▶ **Task brief**
Copy every line of the listing that holds the string "text".

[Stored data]

::::

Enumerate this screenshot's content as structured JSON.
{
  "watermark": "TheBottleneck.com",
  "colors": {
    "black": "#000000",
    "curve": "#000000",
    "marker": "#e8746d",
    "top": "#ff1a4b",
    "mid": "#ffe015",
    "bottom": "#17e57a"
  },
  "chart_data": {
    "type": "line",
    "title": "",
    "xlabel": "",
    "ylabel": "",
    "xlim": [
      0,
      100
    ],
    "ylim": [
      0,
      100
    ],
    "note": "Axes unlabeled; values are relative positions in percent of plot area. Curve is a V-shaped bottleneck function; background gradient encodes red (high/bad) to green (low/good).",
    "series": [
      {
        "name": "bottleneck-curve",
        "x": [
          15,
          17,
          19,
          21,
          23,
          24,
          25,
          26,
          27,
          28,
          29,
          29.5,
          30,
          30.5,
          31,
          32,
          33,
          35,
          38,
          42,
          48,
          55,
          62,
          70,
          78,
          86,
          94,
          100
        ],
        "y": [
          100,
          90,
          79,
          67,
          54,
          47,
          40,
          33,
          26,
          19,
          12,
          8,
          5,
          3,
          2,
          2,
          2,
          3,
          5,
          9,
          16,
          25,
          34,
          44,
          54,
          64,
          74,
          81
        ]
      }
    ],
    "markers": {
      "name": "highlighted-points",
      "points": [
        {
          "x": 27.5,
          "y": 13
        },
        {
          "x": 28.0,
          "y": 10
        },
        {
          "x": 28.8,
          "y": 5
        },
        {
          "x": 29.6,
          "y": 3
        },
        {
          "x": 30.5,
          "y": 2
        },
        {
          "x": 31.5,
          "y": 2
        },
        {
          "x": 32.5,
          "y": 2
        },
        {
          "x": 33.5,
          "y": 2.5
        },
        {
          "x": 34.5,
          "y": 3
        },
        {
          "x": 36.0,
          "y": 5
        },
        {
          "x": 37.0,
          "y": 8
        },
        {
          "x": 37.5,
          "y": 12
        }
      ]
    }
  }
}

::::

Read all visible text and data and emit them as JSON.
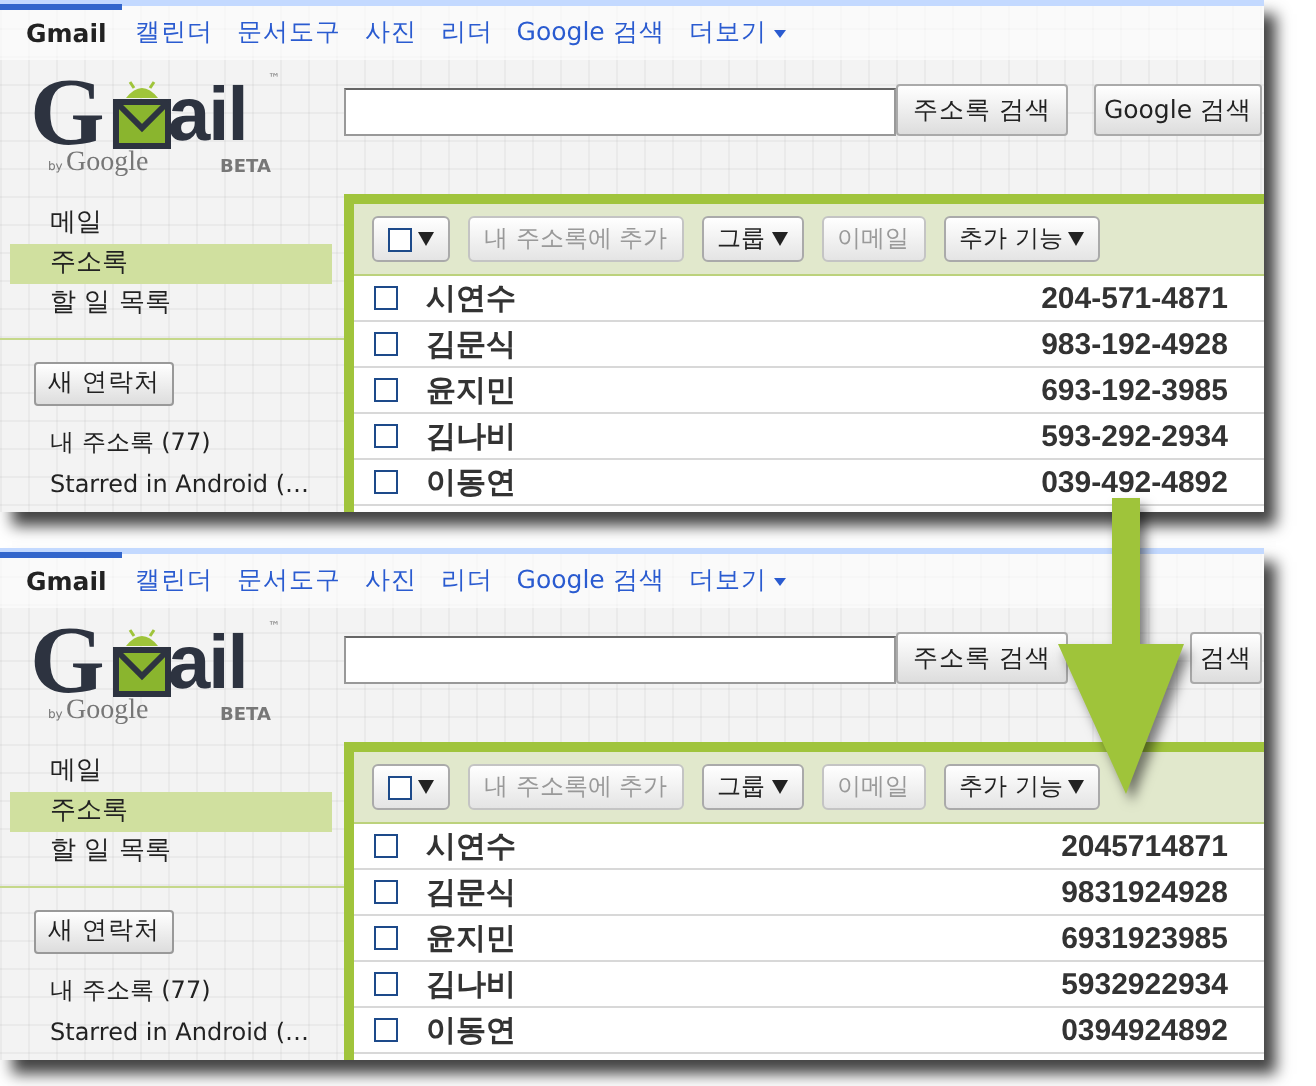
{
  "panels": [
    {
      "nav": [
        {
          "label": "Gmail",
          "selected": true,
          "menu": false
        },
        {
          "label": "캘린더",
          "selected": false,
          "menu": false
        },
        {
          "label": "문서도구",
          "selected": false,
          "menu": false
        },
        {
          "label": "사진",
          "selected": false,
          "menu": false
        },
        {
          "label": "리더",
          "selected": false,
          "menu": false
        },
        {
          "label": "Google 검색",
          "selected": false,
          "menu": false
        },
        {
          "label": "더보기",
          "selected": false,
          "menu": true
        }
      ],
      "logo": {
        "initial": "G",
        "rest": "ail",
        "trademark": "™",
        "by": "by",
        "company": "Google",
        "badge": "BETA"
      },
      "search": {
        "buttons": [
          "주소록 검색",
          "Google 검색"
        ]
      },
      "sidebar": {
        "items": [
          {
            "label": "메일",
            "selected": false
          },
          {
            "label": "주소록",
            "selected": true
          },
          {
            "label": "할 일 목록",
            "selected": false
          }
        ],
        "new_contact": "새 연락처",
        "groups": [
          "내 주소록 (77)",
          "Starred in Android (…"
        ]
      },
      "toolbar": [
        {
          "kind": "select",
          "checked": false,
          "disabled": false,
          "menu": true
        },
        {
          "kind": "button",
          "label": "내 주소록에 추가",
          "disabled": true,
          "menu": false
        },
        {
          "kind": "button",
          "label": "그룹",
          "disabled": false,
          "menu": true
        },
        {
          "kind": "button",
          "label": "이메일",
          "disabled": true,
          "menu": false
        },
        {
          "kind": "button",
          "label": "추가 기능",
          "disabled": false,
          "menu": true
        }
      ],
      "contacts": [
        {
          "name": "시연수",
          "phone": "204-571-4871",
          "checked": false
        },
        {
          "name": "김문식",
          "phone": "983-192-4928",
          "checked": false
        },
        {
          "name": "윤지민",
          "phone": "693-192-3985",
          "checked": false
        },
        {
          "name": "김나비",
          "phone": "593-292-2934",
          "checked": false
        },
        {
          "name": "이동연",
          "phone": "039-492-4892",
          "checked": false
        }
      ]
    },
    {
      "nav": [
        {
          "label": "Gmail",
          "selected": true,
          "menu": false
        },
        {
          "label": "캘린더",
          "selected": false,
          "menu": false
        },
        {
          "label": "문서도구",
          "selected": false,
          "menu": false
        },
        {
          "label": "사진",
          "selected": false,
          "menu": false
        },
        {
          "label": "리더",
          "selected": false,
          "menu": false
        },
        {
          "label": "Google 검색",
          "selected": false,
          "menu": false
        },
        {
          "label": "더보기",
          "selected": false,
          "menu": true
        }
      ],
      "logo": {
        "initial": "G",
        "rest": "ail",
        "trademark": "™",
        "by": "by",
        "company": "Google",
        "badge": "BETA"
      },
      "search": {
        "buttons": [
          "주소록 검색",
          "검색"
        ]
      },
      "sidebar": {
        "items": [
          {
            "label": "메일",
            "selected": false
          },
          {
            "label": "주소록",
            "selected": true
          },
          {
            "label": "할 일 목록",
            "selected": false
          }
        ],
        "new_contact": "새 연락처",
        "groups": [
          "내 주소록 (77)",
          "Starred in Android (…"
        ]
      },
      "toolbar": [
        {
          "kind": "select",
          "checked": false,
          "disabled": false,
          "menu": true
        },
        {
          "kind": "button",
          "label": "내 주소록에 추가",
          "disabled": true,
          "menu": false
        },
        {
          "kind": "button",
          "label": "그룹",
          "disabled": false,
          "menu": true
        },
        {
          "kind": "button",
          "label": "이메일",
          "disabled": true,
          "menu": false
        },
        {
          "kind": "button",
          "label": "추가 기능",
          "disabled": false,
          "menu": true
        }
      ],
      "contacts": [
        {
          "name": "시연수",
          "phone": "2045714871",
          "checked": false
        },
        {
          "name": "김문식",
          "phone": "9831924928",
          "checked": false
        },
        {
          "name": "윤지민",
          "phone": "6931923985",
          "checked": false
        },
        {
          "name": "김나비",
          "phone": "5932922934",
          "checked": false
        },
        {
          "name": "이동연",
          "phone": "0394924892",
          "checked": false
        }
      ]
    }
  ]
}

::::

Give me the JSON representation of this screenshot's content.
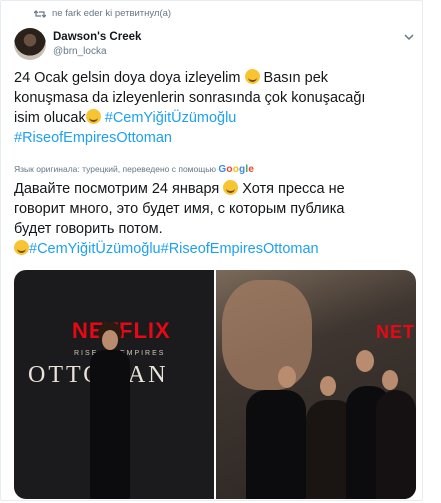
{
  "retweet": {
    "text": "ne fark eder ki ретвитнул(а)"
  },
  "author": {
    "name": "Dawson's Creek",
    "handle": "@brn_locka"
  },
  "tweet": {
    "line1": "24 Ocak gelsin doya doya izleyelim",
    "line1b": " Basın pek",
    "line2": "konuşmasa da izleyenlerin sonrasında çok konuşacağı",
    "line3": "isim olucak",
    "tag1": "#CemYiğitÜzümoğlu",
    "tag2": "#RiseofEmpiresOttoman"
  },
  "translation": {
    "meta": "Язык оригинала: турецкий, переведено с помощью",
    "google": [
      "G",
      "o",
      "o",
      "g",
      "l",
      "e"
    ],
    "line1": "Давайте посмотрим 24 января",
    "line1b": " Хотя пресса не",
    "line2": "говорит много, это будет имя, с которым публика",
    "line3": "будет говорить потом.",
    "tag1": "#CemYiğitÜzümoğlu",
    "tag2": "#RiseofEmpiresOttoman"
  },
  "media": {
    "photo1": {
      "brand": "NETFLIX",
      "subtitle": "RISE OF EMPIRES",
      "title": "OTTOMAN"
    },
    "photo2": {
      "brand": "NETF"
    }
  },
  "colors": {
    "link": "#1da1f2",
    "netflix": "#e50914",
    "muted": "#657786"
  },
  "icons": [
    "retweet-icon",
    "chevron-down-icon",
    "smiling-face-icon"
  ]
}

::::

▶ **Reply to the exercise**
Read all visible text and data and emit them as JSON.
    "text": "ne fark eder ki ретвитнул(а)"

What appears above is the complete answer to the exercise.